** begin **
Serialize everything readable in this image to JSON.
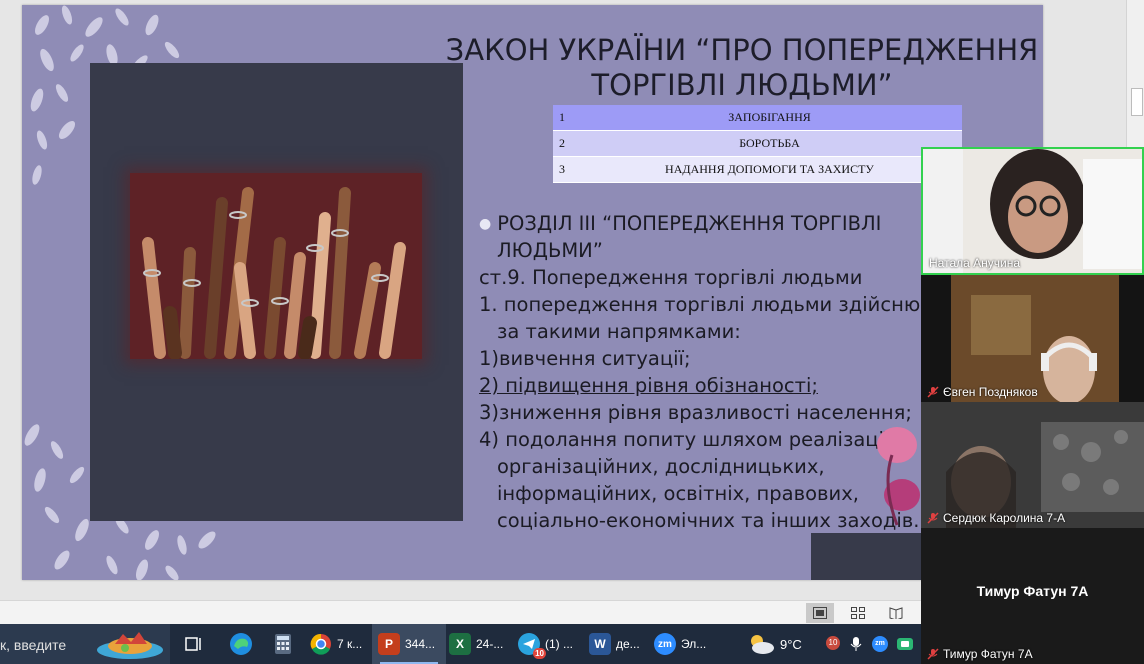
{
  "slide": {
    "title_line1": "ЗАКОН УКРАЇНИ “ПРО ПОПЕРЕДЖЕННЯ",
    "title_line2": "ТОРГІВЛІ ЛЮДЬМИ”",
    "table": [
      {
        "num": "1",
        "text": "ЗАПОБІГАННЯ"
      },
      {
        "num": "2",
        "text": "БОРОТЬБА"
      },
      {
        "num": "3",
        "text": "НАДАННЯ ДОПОМОГИ ТА ЗАХИСТУ"
      }
    ],
    "lines": [
      "РОЗДІЛ ІІІ “ПОПЕРЕДЖЕННЯ ТОРГІВЛІ",
      "ЛЮДЬМИ”",
      "ст.9. Попередження торгівлі людьми",
      "1. попередження торгівлі людьми здійснюється",
      "за такими напрямками:",
      "1)вивчення ситуації;",
      "2) підвищення рівня обізнаності;",
      "3)зниження рівня вразливості населення;",
      "4) подолання попиту шляхом реалізації",
      "організаційних, дослідницьких,",
      "інформаційних, освітніх, правових,",
      "соціально-економічних та інших заходів."
    ]
  },
  "taskbar": {
    "search_text": "к, введите",
    "apps": [
      {
        "label": "7 к...",
        "icon": "chrome-icon"
      },
      {
        "label": "344...",
        "icon": "powerpoint-icon"
      },
      {
        "label": "24-...",
        "icon": "excel-icon"
      },
      {
        "label": "(1) ...",
        "icon": "telegram-icon",
        "badge": "10"
      },
      {
        "label": "де...",
        "icon": "word-icon"
      },
      {
        "label": "Эл...",
        "icon": "zoom-icon"
      }
    ],
    "temperature": "9°C",
    "tray_badge": "10"
  },
  "zoom": {
    "participants": [
      {
        "name": "Натала Анучина",
        "muted": false
      },
      {
        "name": "Євген Поздняков",
        "muted": true
      },
      {
        "name": "Сердюк Каролина 7-А",
        "muted": true
      },
      {
        "name": "Тимур Фатун 7А",
        "muted": true
      }
    ],
    "center_name": "Тимур Фатун 7А"
  },
  "colors": {
    "slide_bg": "#8f8cb6",
    "panel_bg": "#373a4a",
    "taskbar_bg": "#1f2b3d"
  }
}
** end **
What the exercise asks -
Your task is to return the entries above exactly, with no pictures.

Exercise solution -
Serialize everything readable in this image to JSON.
{
  "slide": {
    "title_line1": "ЗАКОН УКРАЇНИ “ПРО ПОПЕРЕДЖЕННЯ",
    "title_line2": "ТОРГІВЛІ ЛЮДЬМИ”",
    "table": [
      {
        "num": "1",
        "text": "ЗАПОБІГАННЯ"
      },
      {
        "num": "2",
        "text": "БОРОТЬБА"
      },
      {
        "num": "3",
        "text": "НАДАННЯ ДОПОМОГИ ТА ЗАХИСТУ"
      }
    ],
    "lines": [
      "РОЗДІЛ ІІІ “ПОПЕРЕДЖЕННЯ ТОРГІВЛІ",
      "ЛЮДЬМИ”",
      "ст.9. Попередження торгівлі людьми",
      "1. попередження торгівлі людьми здійснюється",
      "за такими напрямками:",
      "1)вивчення ситуації;",
      "2) підвищення рівня обізнаності;",
      "3)зниження рівня вразливості населення;",
      "4) подолання попиту шляхом реалізації",
      "організаційних, дослідницьких,",
      "інформаційних, освітніх, правових,",
      "соціально-економічних та інших заходів."
    ]
  },
  "taskbar": {
    "search_text": "к, введите",
    "apps": [
      {
        "label": "7 к...",
        "icon": "chrome-icon"
      },
      {
        "label": "344...",
        "icon": "powerpoint-icon"
      },
      {
        "label": "24-...",
        "icon": "excel-icon"
      },
      {
        "label": "(1) ...",
        "icon": "telegram-icon",
        "badge": "10"
      },
      {
        "label": "де...",
        "icon": "word-icon"
      },
      {
        "label": "Эл...",
        "icon": "zoom-icon"
      }
    ],
    "temperature": "9°C",
    "tray_badge": "10"
  },
  "zoom": {
    "participants": [
      {
        "name": "Натала Анучина",
        "muted": false
      },
      {
        "name": "Євген Поздняков",
        "muted": true
      },
      {
        "name": "Сердюк Каролина 7-А",
        "muted": true
      },
      {
        "name": "Тимур Фатун 7А",
        "muted": true
      }
    ],
    "center_name": "Тимур Фатун 7А"
  },
  "colors": {
    "slide_bg": "#8f8cb6",
    "panel_bg": "#373a4a",
    "taskbar_bg": "#1f2b3d"
  }
}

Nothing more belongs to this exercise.